TASK ITEM: All of the entries are to be restated word for word.
--- MATERIAL FOR THE TASK Enclosed Below ---
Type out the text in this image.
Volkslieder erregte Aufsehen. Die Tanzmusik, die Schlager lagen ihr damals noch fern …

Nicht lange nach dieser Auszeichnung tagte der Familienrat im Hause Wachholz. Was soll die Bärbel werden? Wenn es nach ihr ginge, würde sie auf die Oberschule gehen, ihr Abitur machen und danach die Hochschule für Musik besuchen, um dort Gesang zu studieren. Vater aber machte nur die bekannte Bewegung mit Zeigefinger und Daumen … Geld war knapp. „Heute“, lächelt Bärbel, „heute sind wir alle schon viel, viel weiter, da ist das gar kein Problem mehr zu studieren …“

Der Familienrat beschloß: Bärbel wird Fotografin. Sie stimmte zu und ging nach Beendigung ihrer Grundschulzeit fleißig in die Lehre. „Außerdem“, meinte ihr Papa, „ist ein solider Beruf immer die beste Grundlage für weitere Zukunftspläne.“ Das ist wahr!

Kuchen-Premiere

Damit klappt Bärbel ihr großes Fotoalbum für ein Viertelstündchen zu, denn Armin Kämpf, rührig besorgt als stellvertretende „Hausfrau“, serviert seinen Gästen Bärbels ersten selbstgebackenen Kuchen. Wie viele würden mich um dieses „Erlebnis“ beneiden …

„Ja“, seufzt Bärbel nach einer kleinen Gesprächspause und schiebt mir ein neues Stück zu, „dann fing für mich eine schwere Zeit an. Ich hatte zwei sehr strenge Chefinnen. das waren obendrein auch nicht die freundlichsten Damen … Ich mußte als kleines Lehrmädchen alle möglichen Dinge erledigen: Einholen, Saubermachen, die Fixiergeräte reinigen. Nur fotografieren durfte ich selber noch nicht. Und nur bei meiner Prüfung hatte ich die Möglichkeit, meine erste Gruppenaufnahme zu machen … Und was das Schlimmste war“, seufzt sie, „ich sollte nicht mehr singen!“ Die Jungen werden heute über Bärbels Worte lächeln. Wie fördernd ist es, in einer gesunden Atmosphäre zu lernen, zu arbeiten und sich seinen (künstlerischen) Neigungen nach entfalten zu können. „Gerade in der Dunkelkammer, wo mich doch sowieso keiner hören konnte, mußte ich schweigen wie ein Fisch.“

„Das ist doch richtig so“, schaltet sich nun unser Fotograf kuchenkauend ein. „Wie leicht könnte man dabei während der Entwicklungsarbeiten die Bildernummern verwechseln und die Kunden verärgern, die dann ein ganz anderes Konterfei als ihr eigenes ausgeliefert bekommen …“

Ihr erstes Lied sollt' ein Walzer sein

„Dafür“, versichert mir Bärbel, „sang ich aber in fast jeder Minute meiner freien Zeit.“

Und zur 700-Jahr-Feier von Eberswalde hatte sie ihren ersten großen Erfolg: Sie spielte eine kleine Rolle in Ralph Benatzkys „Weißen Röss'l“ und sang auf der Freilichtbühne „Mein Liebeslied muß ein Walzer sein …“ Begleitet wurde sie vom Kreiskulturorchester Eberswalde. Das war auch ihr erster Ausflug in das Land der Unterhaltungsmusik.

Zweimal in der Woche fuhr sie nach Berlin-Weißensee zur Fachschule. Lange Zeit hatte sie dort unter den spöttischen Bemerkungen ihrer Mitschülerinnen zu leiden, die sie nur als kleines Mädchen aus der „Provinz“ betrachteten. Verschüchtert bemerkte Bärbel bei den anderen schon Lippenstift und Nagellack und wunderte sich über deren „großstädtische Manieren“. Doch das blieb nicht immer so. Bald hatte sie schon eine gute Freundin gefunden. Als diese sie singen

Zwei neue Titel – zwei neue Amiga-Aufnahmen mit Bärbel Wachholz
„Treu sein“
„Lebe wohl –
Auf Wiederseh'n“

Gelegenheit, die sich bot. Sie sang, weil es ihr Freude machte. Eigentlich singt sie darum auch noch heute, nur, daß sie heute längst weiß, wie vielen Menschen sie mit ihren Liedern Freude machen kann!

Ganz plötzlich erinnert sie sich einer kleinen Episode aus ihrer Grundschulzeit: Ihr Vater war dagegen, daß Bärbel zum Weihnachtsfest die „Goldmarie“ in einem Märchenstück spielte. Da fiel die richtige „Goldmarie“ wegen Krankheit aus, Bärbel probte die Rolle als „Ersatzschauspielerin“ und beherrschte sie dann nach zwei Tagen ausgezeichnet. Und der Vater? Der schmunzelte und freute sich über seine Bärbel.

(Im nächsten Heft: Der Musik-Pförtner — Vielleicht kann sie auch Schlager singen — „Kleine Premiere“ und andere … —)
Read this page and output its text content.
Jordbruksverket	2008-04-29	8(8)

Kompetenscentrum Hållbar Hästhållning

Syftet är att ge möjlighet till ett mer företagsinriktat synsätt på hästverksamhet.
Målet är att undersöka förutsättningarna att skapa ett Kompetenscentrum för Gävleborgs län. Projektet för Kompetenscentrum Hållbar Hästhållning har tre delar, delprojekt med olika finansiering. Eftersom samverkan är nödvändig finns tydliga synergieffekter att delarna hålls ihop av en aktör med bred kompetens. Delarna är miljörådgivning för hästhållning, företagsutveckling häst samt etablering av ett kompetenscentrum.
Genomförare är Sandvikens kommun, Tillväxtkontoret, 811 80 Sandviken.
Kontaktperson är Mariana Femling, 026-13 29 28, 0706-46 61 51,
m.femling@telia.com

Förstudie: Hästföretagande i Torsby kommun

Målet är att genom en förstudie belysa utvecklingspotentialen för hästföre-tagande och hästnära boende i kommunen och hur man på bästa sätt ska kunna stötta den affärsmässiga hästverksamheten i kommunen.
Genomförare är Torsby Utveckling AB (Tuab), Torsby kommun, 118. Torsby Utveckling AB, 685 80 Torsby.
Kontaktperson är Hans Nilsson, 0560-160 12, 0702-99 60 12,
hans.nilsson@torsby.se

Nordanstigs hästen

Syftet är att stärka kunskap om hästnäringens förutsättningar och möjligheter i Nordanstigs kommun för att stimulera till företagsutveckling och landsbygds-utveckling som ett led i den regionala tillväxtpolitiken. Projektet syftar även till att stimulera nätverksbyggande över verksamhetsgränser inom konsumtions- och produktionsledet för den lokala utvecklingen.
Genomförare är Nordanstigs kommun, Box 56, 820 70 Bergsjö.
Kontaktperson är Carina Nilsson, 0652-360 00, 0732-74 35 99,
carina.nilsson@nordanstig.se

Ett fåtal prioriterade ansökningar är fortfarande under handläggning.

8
--- End of Enclosed MATERIAL FOR THE TASK ---
RESPONSE:
Type out the text in this image.
Volkslieder erregte Aufsehen. Die Tanzmusik, die Schlager lagen ihr damals noch fern …

Nicht lange nach dieser Auszeichnung tagte der Familienrat im Hause Wachholz. Was soll die Bärbel werden? Wenn es nach ihr ginge, würde sie auf die Oberschule gehen, ihr Abitur machen und danach die Hochschule für Musik besuchen, um dort Gesang zu studieren. Vater aber machte nur die bekannte Bewegung mit Zeigefinger und Daumen … Geld war knapp. „Heute“, lächelt Bärbel, „heute sind wir alle schon viel, viel weiter, da ist das gar kein Problem mehr zu studieren …“

Der Familienrat beschloß: Bärbel wird Fotografin. Sie stimmte zu und ging nach Beendigung ihrer Grundschulzeit fleißig in die Lehre. „Außerdem“, meinte ihr Papa, „ist ein solider Beruf immer die beste Grundlage für weitere Zukunftspläne.“ Das ist wahr!

Kuchen-Premiere

Damit klappt Bärbel ihr großes Fotoalbum für ein Viertelstündchen zu, denn Armin Kämpf, rührig besorgt als stellvertretende „Hausfrau“, serviert seinen Gästen Bärbels ersten selbstgebackenen Kuchen. Wie viele würden mich um dieses „Erlebnis“ beneiden …

„Ja“, seufzt Bärbel nach einer kleinen Gesprächspause und schiebt mir ein neues Stück zu, „dann fing für mich eine schwere Zeit an. Ich hatte zwei sehr strenge Chefinnen. das waren obendrein auch nicht die freundlichsten Damen … Ich mußte als kleines Lehrmädchen alle möglichen Dinge erledigen: Einholen, Saubermachen, die Fixiergeräte reinigen. Nur fotografieren durfte ich selber noch nicht. Und nur bei meiner Prüfung hatte ich die Möglichkeit, meine erste Gruppenaufnahme zu machen … Und was das Schlimmste war“, seufzt sie, „ich sollte nicht mehr singen!“ Die Jungen werden heute über Bärbels Worte lächeln. Wie fördernd ist es, in einer gesunden Atmosphäre zu lernen, zu arbeiten und sich seinen (künstlerischen) Neigungen nach entfalten zu können. „Gerade in der Dunkelkammer, wo mich doch sowieso keiner hören konnte, mußte ich schweigen wie ein Fisch.“

„Das ist doch richtig so“, schaltet sich nun unser Fotograf kuchenkauend ein. „Wie leicht könnte man dabei während der Entwicklungsarbeiten die Bildernummern verwechseln und die Kunden verärgern, die dann ein ganz anderes Konterfei als ihr eigenes ausgeliefert bekommen …“

Ihr erstes Lied sollt' ein Walzer sein

„Dafür“, versichert mir Bärbel, „sang ich aber in fast jeder Minute meiner freien Zeit.“

Und zur 700-Jahr-Feier von Eberswalde hatte sie ihren ersten großen Erfolg: Sie spielte eine kleine Rolle in Ralph Benatzkys „Weißen Röss'l“ und sang auf der Freilichtbühne „Mein Liebeslied muß ein Walzer sein …“ Begleitet wurde sie vom Kreiskulturorchester Eberswalde. Das war auch ihr erster Ausflug in das Land der Unterhaltungsmusik.

Zweimal in der Woche fuhr sie nach Berlin-Weißensee zur Fachschule. Lange Zeit hatte sie dort unter den spöttischen Bemerkungen ihrer Mitschülerinnen zu leiden, die sie nur als kleines Mädchen aus der „Provinz“ betrachteten. Verschüchtert bemerkte Bärbel bei den anderen schon Lippenstift und Nagellack und wunderte sich über deren „großstädtische Manieren“. Doch das blieb nicht immer so. Bald hatte sie schon eine gute Freundin gefunden. Als diese sie singen

Zwei neue Titel – zwei neue Amiga-Aufnahmen mit Bärbel Wachholz
„Treu sein“
„Lebe wohl –
Auf Wiederseh'n“

Gelegenheit, die sich bot. Sie sang, weil es ihr Freude machte. Eigentlich singt sie darum auch noch heute, nur, daß sie heute längst weiß, wie vielen Menschen sie mit ihren Liedern Freude machen kann!

Ganz plötzlich erinnert sie sich einer kleinen Episode aus ihrer Grundschulzeit: Ihr Vater war dagegen, daß Bärbel zum Weihnachtsfest die „Goldmarie“ in einem Märchenstück spielte. Da fiel die richtige „Goldmarie“ wegen Krankheit aus, Bärbel probte die Rolle als „Ersatzschauspielerin“ und beherrschte sie dann nach zwei Tagen ausgezeichnet. Und der Vater? Der schmunzelte und freute sich über seine Bärbel.

(Im nächsten Heft: Der Musik-Pförtner — Vielleicht kann sie auch Schlager singen — „Kleine Premiere“ und andere … —)
Read this page and output its text content.
Jordbruksverket	2008-04-29	8(8)

Kompetenscentrum Hållbar Hästhållning

Syftet är att ge möjlighet till ett mer företagsinriktat synsätt på hästverksamhet.
Målet är att undersöka förutsättningarna att skapa ett Kompetenscentrum för Gävleborgs län. Projektet för Kompetenscentrum Hållbar Hästhållning har tre delar, delprojekt med olika finansiering. Eftersom samverkan är nödvändig finns tydliga synergieffekter att delarna hålls ihop av en aktör med bred kompetens. Delarna är miljörådgivning för hästhållning, företagsutveckling häst samt etablering av ett kompetenscentrum.
Genomförare är Sandvikens kommun, Tillväxtkontoret, 811 80 Sandviken.
Kontaktperson är Mariana Femling, 026-13 29 28, 0706-46 61 51,
m.femling@telia.com

Förstudie: Hästföretagande i Torsby kommun

Målet är att genom en förstudie belysa utvecklingspotentialen för hästföre-tagande och hästnära boende i kommunen och hur man på bästa sätt ska kunna stötta den affärsmässiga hästverksamheten i kommunen.
Genomförare är Torsby Utveckling AB (Tuab), Torsby kommun, 118. Torsby Utveckling AB, 685 80 Torsby.
Kontaktperson är Hans Nilsson, 0560-160 12, 0702-99 60 12,
hans.nilsson@torsby.se

Nordanstigs hästen

Syftet är att stärka kunskap om hästnäringens förutsättningar och möjligheter i Nordanstigs kommun för att stimulera till företagsutveckling och landsbygds-utveckling som ett led i den regionala tillväxtpolitiken. Projektet syftar även till att stimulera nätverksbyggande över verksamhetsgränser inom konsumtions- och produktionsledet för den lokala utvecklingen.
Genomförare är Nordanstigs kommun, Box 56, 820 70 Bergsjö.
Kontaktperson är Carina Nilsson, 0652-360 00, 0732-74 35 99,
carina.nilsson@nordanstig.se

Ett fåtal prioriterade ansökningar är fortfarande under handläggning.

8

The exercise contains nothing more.